- [Exercise task] Look through the records that follow. Copy every line containing the word "JSON".
## Begin Supplied records
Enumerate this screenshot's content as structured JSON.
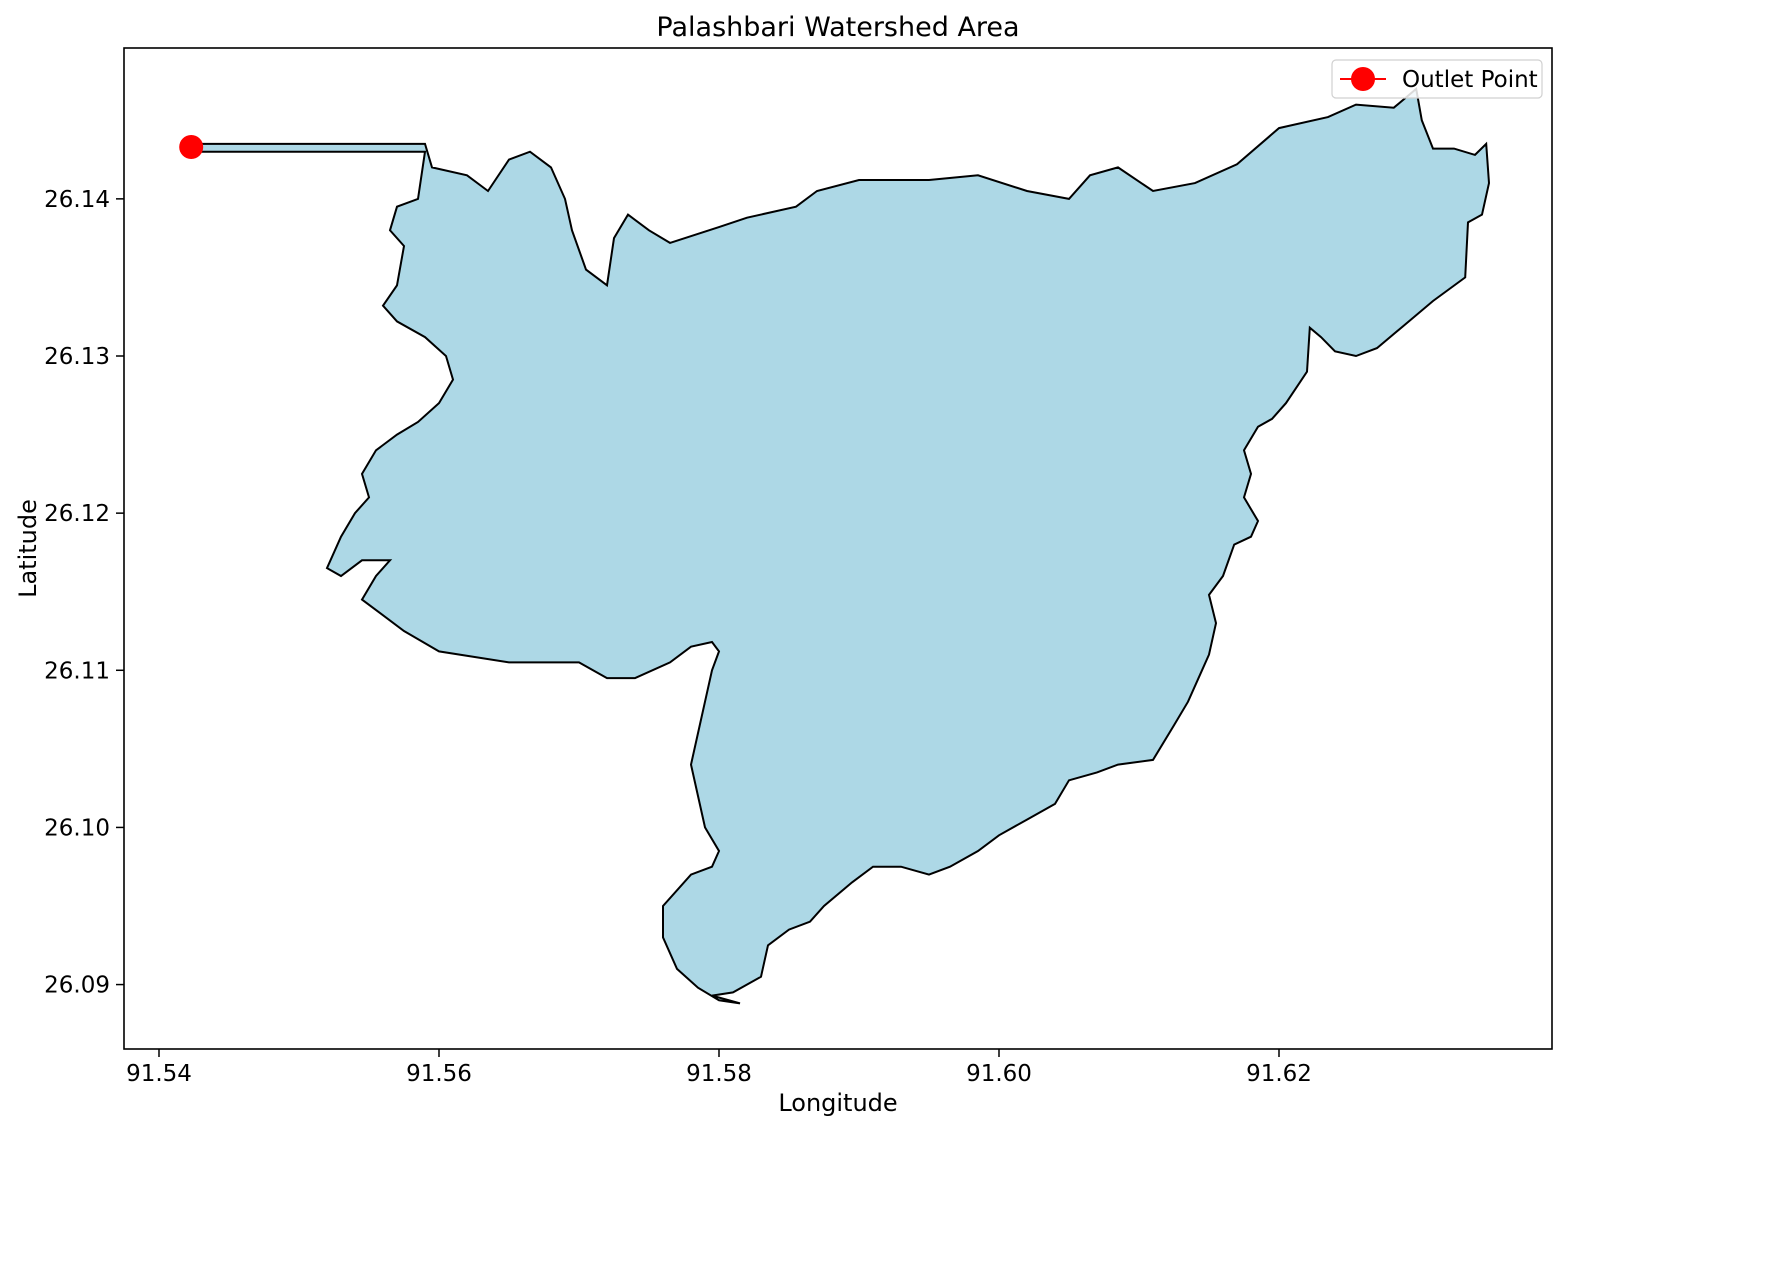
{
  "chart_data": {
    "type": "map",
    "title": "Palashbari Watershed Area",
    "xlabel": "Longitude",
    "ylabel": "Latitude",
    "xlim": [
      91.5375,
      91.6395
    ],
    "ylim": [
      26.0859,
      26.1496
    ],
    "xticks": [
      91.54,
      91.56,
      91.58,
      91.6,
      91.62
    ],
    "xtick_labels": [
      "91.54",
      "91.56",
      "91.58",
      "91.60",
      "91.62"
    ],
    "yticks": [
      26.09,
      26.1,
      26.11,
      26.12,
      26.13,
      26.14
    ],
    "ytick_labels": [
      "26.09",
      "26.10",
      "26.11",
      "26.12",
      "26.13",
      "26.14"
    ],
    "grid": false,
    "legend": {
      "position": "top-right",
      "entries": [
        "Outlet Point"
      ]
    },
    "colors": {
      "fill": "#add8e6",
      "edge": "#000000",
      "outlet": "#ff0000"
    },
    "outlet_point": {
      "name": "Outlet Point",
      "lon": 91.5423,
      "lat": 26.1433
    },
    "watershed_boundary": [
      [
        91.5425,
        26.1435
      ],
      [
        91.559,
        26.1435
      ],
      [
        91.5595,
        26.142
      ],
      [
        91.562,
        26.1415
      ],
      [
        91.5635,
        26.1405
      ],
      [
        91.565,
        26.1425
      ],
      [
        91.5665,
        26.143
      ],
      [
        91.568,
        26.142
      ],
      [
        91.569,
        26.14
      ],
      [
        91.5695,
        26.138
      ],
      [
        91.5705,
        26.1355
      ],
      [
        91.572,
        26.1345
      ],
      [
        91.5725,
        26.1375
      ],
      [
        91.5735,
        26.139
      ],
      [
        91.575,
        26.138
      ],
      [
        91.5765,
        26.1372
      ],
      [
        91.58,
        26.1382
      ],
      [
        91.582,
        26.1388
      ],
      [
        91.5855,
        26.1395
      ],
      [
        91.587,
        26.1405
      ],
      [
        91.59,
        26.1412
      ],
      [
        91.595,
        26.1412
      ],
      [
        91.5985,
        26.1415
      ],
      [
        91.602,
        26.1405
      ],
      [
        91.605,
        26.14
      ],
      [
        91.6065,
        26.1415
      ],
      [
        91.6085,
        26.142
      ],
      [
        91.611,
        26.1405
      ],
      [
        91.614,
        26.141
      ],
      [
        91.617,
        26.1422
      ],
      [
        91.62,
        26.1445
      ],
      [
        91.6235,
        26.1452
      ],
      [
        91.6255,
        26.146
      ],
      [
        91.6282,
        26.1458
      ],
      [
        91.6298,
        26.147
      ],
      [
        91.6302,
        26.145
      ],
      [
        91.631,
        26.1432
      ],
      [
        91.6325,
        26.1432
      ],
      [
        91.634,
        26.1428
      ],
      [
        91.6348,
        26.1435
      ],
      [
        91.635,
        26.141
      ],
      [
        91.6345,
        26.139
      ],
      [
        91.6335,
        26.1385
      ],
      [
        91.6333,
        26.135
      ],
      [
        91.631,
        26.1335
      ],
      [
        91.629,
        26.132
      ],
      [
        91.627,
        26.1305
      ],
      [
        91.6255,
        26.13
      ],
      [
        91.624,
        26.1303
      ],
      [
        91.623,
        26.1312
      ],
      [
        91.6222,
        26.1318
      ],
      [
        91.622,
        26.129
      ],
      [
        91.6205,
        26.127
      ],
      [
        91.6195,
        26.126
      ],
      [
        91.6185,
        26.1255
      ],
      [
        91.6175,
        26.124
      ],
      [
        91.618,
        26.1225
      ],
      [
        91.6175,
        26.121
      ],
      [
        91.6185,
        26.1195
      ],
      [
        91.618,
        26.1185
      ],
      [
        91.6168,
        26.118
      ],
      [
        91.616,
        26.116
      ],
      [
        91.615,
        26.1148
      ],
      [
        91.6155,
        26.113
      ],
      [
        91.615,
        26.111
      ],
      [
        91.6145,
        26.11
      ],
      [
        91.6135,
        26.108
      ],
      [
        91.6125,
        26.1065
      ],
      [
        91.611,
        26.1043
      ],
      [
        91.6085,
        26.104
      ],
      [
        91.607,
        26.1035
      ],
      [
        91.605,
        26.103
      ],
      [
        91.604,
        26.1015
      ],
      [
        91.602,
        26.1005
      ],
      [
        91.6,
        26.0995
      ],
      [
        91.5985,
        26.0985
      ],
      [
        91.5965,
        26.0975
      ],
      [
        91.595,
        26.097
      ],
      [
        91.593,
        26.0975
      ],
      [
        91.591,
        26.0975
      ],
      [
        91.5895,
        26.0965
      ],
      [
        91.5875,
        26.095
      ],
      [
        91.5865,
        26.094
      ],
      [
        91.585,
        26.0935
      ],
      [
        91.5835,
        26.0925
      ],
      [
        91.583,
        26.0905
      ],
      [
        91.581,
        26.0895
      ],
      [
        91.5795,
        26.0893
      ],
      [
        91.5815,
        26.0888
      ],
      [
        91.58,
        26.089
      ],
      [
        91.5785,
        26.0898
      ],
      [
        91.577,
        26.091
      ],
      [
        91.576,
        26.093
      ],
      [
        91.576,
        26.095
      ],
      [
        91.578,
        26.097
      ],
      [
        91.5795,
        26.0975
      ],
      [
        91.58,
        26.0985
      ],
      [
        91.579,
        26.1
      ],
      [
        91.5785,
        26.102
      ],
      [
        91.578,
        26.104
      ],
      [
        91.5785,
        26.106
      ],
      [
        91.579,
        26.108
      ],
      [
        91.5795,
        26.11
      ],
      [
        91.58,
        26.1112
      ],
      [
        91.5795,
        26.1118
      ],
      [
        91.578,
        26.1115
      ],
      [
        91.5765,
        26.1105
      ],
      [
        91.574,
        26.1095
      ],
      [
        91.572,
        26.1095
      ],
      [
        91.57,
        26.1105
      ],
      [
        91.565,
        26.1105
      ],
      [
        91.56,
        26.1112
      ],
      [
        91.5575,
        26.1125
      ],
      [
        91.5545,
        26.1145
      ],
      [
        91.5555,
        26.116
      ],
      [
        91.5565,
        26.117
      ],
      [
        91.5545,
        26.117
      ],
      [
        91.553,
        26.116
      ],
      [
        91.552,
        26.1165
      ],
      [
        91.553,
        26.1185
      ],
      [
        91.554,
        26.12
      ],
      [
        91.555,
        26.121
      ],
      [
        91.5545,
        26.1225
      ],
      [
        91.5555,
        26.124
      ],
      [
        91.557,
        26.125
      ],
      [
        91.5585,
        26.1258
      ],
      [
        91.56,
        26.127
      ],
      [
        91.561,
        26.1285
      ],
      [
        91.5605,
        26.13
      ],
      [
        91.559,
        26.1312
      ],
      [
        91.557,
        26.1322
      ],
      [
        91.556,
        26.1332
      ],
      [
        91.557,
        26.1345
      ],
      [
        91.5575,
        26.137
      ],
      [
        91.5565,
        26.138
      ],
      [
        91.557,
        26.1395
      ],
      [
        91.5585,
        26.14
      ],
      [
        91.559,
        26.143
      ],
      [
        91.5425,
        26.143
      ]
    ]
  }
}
## End Supplied records
## Begin Supplied records
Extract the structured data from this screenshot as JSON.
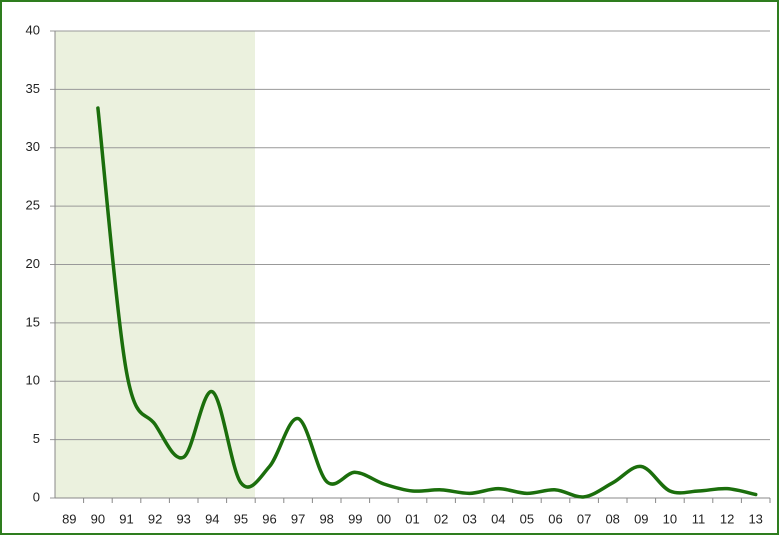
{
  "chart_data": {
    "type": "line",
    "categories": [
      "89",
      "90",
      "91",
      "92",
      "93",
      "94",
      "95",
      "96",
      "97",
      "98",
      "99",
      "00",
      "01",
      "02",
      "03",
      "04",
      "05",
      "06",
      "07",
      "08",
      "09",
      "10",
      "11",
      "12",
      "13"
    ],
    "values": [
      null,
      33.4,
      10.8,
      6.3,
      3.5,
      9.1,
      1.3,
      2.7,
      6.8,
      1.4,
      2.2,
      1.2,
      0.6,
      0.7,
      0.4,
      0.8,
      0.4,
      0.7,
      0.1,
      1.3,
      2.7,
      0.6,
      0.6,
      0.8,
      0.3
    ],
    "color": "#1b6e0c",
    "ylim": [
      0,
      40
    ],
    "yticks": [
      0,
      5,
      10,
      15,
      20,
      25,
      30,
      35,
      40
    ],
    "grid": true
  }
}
## End Supplied records
- [Reply]
Enumerate this screenshot's content as structured JSON.
Extract the structured data from this screenshot as JSON.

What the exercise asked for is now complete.